Reply with one number: the count of lines in the records below that hold "Read".

*Material to process*
★ ★ ★
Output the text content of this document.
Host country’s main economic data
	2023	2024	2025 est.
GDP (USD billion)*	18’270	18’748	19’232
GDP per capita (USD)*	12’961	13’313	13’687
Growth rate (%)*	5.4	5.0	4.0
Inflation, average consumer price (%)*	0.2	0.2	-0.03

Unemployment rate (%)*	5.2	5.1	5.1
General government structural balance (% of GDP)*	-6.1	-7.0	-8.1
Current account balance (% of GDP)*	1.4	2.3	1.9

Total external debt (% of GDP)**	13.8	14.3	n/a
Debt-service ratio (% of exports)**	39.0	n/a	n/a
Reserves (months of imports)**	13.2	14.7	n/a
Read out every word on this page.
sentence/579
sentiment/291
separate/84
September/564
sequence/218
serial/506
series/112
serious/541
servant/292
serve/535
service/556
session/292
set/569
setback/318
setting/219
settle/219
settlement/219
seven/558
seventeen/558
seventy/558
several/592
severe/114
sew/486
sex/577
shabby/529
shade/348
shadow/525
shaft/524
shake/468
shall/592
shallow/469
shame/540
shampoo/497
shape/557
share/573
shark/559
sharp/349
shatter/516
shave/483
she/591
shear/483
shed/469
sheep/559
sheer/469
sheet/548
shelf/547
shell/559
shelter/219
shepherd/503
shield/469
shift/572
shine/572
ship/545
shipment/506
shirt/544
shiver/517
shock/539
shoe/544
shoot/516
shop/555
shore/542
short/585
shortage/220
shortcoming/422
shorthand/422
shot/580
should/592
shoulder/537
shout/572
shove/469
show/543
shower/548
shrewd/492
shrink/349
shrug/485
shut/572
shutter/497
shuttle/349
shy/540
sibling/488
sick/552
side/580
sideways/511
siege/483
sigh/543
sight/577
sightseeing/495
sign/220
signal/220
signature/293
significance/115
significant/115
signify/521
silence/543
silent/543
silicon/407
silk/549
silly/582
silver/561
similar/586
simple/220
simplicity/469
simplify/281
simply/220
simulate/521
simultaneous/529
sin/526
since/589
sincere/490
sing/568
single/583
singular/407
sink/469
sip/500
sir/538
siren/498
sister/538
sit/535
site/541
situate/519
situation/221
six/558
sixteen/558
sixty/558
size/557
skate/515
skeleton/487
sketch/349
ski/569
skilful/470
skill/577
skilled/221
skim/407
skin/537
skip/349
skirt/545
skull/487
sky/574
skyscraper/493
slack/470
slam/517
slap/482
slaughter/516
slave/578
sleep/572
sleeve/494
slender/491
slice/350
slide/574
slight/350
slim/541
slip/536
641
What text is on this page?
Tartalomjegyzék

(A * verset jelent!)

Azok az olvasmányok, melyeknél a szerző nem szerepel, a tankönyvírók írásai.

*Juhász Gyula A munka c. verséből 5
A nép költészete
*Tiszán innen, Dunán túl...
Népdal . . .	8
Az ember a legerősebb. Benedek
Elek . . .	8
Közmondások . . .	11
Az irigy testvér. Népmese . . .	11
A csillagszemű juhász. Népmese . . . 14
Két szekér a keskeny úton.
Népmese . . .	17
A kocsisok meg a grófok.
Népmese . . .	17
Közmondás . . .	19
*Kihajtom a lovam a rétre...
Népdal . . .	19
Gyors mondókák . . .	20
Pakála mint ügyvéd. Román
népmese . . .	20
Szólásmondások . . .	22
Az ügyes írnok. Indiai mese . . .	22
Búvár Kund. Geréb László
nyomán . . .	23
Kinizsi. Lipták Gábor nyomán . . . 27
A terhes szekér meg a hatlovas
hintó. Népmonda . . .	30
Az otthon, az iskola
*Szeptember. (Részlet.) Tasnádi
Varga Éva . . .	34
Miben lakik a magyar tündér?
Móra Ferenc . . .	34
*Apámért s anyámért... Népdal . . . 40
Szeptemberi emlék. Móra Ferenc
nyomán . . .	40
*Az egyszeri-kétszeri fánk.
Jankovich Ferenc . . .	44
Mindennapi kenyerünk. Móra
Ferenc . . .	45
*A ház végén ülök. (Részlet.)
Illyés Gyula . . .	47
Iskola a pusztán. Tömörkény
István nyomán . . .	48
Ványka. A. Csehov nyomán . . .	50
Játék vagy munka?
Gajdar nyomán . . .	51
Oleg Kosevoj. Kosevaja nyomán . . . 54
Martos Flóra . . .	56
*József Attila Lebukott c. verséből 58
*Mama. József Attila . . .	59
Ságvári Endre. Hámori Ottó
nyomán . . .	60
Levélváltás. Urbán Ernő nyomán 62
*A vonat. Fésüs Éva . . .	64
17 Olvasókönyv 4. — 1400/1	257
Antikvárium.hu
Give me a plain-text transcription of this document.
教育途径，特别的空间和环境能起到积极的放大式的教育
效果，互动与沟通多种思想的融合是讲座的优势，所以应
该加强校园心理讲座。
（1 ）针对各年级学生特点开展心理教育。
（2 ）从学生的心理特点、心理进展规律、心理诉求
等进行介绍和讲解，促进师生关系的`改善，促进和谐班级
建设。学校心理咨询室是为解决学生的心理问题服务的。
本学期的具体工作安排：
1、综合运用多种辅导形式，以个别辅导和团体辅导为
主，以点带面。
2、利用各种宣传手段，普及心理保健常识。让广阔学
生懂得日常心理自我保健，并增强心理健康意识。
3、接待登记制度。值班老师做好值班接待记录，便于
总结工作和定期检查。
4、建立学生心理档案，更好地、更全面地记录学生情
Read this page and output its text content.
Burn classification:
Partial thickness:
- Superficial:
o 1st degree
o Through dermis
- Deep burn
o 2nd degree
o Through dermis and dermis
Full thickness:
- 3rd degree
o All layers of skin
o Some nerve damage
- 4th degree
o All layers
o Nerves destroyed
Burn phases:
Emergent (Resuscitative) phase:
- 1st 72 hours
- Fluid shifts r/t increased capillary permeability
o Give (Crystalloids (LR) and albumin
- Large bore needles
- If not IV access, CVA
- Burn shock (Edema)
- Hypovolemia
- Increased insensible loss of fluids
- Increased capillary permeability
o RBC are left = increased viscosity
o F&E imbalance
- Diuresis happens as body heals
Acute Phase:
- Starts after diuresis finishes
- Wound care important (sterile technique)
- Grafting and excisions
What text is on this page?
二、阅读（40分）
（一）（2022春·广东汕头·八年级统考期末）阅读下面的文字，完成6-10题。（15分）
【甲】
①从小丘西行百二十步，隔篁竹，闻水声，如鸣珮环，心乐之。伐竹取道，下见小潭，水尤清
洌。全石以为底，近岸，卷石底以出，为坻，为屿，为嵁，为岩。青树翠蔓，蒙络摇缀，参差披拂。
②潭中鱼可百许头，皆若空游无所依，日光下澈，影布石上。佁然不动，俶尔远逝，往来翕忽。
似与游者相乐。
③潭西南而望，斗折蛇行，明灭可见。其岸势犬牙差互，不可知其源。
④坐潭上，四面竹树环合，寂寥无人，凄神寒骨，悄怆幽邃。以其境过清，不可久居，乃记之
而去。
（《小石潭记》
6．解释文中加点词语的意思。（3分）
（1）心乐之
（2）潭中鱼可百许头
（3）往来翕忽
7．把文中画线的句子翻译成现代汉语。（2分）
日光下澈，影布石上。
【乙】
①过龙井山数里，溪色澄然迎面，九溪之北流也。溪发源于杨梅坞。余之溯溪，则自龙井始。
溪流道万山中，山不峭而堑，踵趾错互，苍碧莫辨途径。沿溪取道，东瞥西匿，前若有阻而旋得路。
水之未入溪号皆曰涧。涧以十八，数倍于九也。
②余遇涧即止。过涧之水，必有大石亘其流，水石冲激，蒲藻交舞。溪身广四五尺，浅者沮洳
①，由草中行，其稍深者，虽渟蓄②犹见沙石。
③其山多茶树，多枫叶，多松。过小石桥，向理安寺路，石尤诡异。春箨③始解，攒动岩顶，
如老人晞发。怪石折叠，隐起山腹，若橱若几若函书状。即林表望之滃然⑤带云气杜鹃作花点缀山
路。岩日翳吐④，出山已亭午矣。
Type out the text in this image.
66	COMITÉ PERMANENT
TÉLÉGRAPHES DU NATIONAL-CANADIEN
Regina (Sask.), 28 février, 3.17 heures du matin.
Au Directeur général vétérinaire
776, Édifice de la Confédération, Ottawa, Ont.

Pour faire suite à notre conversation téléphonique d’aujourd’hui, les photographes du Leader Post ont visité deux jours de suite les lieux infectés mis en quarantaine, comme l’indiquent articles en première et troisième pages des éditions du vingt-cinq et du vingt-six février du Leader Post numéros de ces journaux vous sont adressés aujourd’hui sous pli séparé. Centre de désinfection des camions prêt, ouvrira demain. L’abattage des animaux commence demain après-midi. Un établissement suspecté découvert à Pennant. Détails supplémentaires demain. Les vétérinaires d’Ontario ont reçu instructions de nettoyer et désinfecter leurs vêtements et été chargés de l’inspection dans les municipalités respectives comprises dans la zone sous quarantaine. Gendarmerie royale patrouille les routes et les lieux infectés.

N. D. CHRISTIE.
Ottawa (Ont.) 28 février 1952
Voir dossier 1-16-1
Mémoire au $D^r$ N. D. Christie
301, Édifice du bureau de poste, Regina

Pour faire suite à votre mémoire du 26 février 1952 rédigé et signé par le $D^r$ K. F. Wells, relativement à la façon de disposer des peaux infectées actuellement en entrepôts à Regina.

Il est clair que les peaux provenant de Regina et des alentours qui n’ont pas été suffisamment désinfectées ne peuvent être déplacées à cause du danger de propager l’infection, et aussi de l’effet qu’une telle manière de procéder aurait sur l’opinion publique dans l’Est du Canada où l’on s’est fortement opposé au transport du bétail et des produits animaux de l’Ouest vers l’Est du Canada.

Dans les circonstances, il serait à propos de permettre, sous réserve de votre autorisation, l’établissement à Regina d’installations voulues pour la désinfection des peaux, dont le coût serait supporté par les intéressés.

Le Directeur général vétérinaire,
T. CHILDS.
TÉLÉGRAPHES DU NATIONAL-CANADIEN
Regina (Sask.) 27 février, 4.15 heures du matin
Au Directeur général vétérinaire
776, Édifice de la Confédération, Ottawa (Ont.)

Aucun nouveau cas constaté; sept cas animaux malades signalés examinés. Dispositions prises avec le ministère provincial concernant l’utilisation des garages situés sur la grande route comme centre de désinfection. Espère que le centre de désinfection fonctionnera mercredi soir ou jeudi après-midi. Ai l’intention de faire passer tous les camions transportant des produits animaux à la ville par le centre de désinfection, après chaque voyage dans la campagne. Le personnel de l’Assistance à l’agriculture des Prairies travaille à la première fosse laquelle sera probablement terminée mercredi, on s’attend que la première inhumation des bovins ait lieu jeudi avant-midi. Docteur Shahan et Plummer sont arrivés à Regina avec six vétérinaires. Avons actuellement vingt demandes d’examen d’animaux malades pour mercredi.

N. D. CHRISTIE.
★ ★ ★
*Exercise result*
2